## [What needs to be done]
Print every record below exactly as written.

(Dataset extract begins)

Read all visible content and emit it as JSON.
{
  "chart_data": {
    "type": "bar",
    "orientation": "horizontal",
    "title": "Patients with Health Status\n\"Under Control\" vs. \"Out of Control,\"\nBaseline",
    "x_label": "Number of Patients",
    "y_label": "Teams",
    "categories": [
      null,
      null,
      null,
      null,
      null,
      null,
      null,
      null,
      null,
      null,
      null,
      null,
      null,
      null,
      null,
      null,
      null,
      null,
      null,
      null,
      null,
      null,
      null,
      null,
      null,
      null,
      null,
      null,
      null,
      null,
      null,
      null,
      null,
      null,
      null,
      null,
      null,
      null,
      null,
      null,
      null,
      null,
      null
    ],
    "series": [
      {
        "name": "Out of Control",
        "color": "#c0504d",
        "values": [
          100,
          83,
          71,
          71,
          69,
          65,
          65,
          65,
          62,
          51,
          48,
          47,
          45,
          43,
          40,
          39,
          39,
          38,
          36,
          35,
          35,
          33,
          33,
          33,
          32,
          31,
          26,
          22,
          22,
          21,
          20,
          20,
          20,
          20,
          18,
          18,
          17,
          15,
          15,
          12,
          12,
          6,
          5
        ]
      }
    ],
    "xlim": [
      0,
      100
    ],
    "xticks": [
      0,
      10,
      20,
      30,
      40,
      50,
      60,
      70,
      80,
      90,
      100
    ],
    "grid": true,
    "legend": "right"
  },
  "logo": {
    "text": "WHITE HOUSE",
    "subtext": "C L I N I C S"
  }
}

(Dataset extract ends)

## [Task solution]
Read all visible content and emit it as JSON.
{
  "chart_data": {
    "type": "bar",
    "orientation": "horizontal",
    "title": "Patients with Health Status\n\"Under Control\" vs. \"Out of Control,\"\nBaseline",
    "x_label": "Number of Patients",
    "y_label": "Teams",
    "categories": [
      null,
      null,
      null,
      null,
      null,
      null,
      null,
      null,
      null,
      null,
      null,
      null,
      null,
      null,
      null,
      null,
      null,
      null,
      null,
      null,
      null,
      null,
      null,
      null,
      null,
      null,
      null,
      null,
      null,
      null,
      null,
      null,
      null,
      null,
      null,
      null,
      null,
      null,
      null,
      null,
      null,
      null,
      null
    ],
    "series": [
      {
        "name": "Out of Control",
        "color": "#c0504d",
        "values": [
          100,
          83,
          71,
          71,
          69,
          65,
          65,
          65,
          62,
          51,
          48,
          47,
          45,
          43,
          40,
          39,
          39,
          38,
          36,
          35,
          35,
          33,
          33,
          33,
          32,
          31,
          26,
          22,
          22,
          21,
          20,
          20,
          20,
          20,
          18,
          18,
          17,
          15,
          15,
          12,
          12,
          6,
          5
        ]
      }
    ],
    "xlim": [
      0,
      100
    ],
    "xticks": [
      0,
      10,
      20,
      30,
      40,
      50,
      60,
      70,
      80,
      90,
      100
    ],
    "grid": true,
    "legend": "right"
  },
  "logo": {
    "text": "WHITE HOUSE",
    "subtext": "C L I N I C S"
  }
}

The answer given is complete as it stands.